## TO DO
From the entries below, copy every line holding the word "content".

## BEGIN DATA SHOWN

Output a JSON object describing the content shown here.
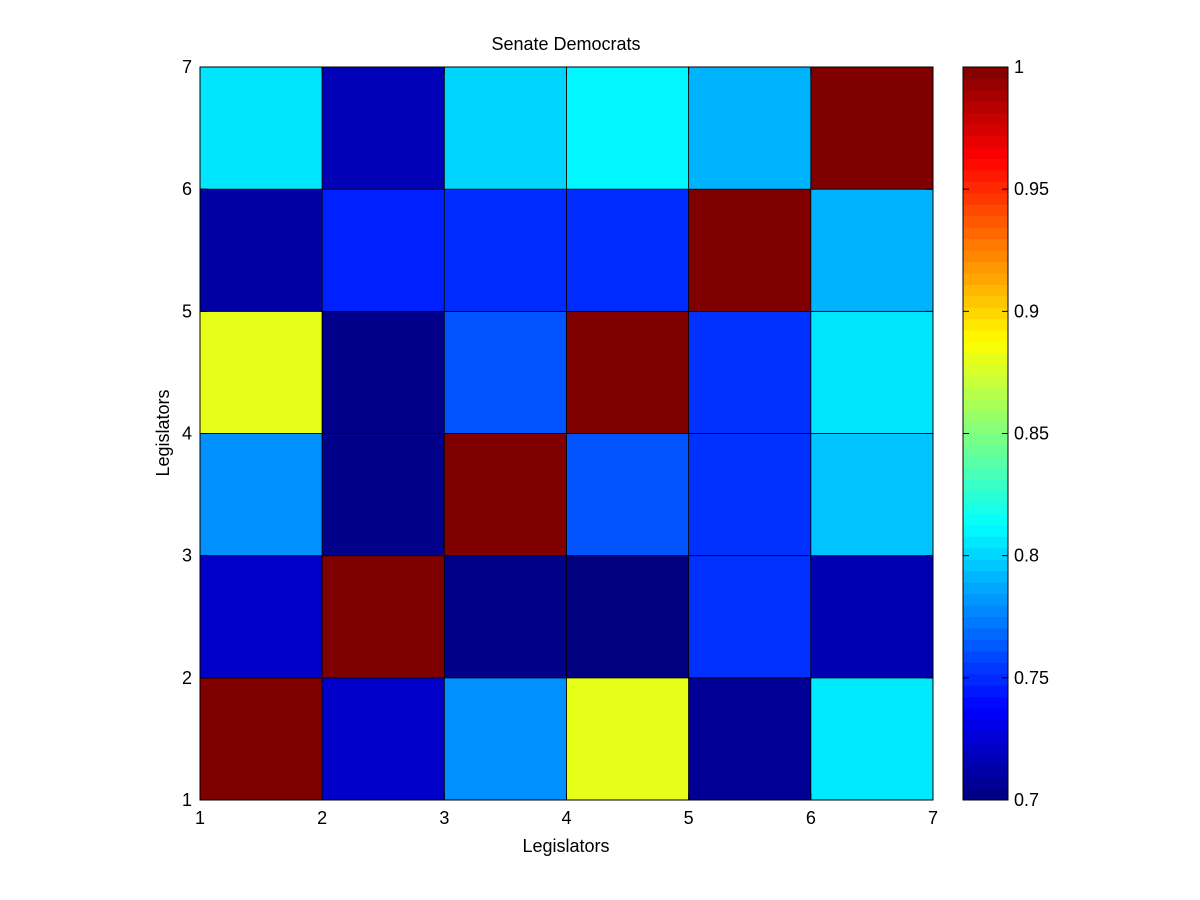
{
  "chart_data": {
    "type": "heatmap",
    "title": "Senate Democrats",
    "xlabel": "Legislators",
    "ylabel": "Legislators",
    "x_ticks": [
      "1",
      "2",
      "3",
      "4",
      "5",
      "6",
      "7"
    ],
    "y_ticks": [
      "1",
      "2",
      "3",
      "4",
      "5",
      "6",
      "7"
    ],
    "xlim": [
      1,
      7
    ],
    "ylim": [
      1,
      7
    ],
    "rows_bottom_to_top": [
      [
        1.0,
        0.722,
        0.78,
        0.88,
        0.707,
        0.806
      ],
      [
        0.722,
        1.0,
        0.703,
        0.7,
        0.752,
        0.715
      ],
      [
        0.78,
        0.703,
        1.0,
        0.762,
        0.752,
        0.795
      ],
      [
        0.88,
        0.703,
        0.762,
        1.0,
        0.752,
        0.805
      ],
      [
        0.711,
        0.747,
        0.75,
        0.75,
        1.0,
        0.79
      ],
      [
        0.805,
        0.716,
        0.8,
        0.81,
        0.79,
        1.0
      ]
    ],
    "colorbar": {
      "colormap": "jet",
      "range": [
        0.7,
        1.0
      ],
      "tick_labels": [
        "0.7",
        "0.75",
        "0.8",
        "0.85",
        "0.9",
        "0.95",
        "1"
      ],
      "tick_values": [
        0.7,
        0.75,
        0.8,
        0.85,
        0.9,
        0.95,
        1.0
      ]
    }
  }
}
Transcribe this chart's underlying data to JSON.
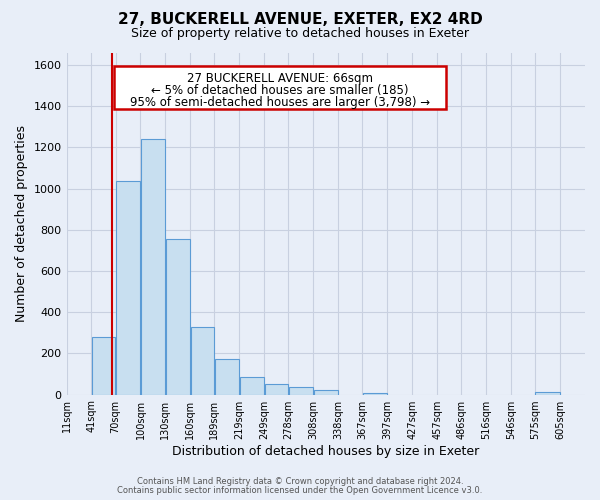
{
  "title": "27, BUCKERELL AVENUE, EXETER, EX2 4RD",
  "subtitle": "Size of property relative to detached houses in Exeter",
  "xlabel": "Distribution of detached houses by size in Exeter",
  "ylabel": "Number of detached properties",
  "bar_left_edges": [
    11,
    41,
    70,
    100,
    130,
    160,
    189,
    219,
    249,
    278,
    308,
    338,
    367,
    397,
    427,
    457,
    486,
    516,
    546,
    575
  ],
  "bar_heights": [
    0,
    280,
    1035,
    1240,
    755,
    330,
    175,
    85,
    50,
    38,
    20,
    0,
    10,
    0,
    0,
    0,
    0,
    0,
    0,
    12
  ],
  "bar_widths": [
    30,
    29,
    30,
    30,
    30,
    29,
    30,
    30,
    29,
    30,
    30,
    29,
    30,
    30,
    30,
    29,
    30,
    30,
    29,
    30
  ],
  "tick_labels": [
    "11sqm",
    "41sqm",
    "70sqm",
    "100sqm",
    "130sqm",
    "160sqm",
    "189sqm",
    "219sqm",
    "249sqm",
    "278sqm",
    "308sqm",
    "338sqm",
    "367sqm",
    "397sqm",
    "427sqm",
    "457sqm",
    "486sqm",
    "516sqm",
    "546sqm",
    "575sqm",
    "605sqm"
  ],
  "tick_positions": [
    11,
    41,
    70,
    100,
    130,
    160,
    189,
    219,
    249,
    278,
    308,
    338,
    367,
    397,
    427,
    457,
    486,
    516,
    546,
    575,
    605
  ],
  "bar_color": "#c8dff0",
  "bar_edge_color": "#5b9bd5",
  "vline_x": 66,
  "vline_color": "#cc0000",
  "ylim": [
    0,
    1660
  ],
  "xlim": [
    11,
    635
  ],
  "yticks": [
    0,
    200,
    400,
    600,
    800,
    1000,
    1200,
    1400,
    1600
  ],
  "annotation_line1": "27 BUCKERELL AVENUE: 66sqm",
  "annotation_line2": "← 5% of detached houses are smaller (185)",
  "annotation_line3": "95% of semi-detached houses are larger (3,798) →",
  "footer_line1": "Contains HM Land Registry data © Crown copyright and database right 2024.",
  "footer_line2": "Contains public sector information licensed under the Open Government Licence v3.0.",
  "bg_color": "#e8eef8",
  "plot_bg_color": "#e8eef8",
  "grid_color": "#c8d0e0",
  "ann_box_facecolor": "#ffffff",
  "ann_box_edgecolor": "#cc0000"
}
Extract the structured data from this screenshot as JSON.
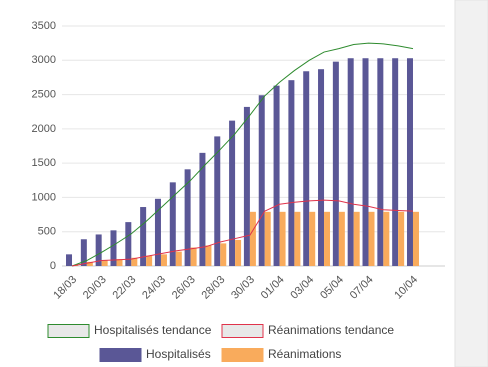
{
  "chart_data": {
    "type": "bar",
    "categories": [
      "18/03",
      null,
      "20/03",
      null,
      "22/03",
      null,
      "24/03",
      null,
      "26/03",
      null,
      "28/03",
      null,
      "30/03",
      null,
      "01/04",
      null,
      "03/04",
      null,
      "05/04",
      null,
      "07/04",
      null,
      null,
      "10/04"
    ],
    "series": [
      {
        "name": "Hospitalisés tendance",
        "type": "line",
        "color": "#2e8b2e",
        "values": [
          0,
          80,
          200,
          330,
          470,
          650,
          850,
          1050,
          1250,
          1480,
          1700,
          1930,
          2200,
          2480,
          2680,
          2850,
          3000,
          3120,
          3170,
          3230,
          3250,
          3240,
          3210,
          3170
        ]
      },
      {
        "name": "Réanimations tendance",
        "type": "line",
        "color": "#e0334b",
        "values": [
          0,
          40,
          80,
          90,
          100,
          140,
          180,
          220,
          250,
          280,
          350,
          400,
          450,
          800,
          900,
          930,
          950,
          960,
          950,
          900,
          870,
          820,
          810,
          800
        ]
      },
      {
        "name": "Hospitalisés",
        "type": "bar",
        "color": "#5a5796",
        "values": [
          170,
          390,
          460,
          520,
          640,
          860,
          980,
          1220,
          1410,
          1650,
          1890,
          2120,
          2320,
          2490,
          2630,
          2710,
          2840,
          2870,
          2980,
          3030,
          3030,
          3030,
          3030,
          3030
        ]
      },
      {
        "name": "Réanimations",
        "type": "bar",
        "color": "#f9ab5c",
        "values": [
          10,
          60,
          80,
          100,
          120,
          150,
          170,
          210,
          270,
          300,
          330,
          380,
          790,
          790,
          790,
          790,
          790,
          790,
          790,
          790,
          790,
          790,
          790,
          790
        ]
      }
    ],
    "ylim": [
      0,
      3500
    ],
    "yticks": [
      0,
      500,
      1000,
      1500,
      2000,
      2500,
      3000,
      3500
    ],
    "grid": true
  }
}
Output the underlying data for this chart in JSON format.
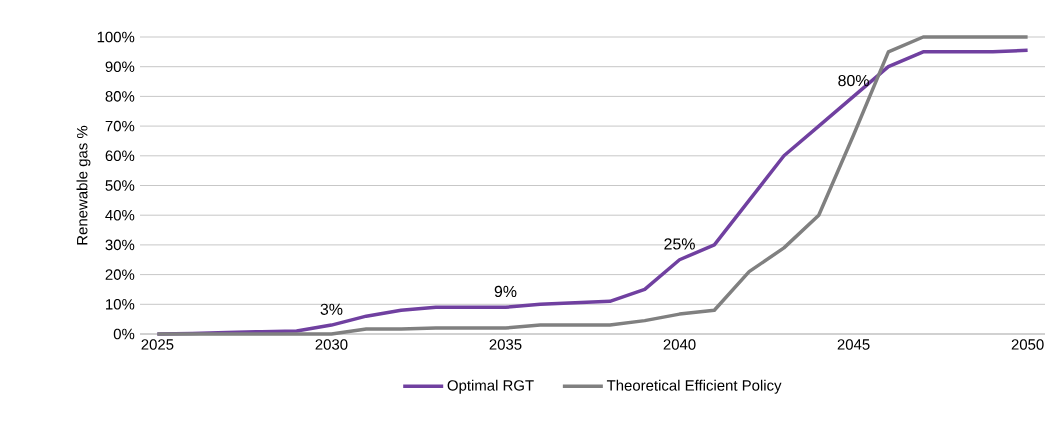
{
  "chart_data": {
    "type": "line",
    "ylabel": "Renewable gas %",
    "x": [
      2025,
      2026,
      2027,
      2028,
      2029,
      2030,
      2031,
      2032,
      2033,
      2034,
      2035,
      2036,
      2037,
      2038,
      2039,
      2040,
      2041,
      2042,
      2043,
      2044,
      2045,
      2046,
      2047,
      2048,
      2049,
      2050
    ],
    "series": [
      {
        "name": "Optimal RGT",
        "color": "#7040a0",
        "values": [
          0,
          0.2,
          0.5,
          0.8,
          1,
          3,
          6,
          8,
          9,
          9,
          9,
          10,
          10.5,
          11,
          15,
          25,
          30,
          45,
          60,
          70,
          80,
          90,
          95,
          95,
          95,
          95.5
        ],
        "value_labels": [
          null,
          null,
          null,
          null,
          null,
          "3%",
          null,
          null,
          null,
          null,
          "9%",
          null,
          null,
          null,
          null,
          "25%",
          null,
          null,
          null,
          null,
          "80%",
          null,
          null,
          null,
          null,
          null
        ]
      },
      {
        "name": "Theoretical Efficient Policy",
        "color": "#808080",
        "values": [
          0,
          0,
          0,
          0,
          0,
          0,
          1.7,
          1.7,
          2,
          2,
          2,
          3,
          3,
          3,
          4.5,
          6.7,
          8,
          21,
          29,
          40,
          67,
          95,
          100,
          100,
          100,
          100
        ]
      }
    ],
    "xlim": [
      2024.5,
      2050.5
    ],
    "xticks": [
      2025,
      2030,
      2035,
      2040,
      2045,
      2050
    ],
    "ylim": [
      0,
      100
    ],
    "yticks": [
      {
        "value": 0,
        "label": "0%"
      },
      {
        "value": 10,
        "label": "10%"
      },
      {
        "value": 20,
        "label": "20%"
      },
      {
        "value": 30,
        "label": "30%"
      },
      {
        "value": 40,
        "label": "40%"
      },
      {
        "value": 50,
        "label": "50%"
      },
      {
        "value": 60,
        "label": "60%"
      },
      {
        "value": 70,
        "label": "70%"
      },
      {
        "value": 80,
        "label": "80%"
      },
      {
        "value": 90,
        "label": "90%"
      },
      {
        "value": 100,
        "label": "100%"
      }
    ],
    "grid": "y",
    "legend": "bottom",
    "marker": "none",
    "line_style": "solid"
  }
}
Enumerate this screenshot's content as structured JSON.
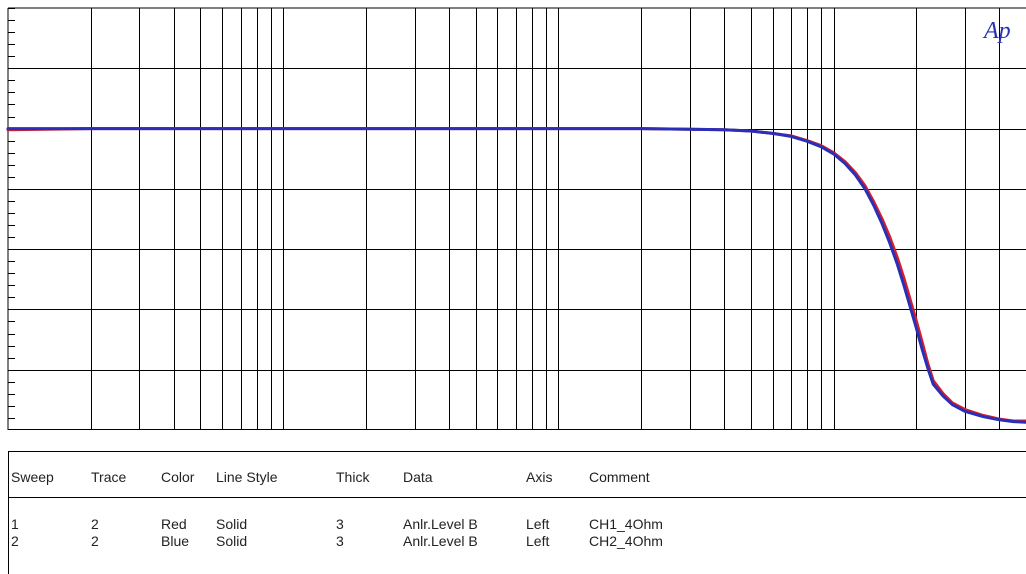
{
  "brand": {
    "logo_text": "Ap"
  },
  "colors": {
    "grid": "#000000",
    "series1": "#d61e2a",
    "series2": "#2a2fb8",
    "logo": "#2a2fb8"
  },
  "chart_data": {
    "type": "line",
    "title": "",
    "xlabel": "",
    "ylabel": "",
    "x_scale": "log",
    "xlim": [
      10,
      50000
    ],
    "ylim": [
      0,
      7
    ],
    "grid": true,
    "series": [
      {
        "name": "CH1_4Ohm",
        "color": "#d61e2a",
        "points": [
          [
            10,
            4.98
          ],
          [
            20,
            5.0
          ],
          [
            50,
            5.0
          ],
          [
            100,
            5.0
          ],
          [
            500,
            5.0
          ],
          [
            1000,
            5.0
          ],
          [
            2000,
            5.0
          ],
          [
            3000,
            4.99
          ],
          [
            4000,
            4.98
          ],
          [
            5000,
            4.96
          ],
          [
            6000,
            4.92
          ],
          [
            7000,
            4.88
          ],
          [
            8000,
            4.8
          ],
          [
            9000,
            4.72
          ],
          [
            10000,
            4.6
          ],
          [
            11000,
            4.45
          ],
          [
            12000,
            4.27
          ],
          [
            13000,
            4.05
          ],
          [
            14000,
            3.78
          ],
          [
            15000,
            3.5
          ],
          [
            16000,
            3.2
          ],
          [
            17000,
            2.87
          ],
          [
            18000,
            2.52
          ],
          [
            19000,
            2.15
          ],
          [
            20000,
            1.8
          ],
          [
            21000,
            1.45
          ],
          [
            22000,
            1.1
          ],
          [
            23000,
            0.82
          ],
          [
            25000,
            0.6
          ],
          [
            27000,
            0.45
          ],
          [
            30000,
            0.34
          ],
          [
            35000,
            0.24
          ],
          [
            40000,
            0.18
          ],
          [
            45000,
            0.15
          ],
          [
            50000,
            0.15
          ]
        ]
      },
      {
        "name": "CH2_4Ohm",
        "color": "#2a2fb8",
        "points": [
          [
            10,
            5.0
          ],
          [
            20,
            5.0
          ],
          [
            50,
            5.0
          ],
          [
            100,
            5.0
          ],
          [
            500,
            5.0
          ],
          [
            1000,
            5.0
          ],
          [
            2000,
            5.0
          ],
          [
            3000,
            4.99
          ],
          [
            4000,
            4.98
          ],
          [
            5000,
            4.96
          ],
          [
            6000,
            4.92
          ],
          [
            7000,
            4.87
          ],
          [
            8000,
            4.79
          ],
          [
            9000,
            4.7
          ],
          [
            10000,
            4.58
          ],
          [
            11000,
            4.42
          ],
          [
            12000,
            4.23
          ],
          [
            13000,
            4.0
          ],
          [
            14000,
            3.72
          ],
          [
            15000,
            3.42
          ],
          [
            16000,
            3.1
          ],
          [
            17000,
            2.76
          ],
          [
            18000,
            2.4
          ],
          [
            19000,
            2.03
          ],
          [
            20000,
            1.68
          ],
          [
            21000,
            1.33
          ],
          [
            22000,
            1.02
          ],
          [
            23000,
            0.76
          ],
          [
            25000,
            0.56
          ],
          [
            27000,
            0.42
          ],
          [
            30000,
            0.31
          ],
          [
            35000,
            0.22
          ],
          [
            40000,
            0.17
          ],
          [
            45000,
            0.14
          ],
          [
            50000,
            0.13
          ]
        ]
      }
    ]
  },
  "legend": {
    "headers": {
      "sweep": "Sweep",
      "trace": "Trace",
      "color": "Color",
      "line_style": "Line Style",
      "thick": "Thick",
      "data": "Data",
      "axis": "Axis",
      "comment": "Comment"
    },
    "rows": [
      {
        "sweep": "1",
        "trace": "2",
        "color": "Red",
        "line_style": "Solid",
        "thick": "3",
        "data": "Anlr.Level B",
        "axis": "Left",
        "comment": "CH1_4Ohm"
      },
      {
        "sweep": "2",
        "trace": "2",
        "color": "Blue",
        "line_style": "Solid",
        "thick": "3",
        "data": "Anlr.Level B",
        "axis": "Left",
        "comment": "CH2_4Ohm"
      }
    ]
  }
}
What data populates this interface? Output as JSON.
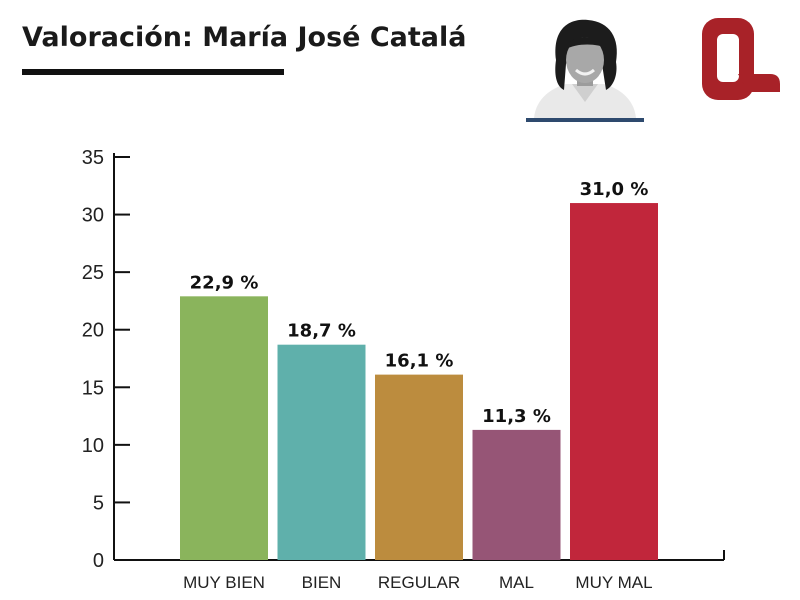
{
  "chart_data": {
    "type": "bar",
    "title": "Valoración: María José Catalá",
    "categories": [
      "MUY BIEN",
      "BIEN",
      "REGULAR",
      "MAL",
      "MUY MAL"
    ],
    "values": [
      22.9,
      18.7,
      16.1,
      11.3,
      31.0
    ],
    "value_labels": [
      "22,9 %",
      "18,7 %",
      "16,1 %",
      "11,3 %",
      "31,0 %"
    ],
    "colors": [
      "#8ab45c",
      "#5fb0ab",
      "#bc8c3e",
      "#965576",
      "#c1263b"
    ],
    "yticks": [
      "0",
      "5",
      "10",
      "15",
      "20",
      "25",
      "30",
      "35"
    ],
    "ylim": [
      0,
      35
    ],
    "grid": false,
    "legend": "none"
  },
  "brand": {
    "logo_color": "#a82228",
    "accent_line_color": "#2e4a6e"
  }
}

## END DATA SHOWN

## THE OUTPUT
Output a JSON object describing the content shown here.
Enumerate this screenshot's content as structured JSON.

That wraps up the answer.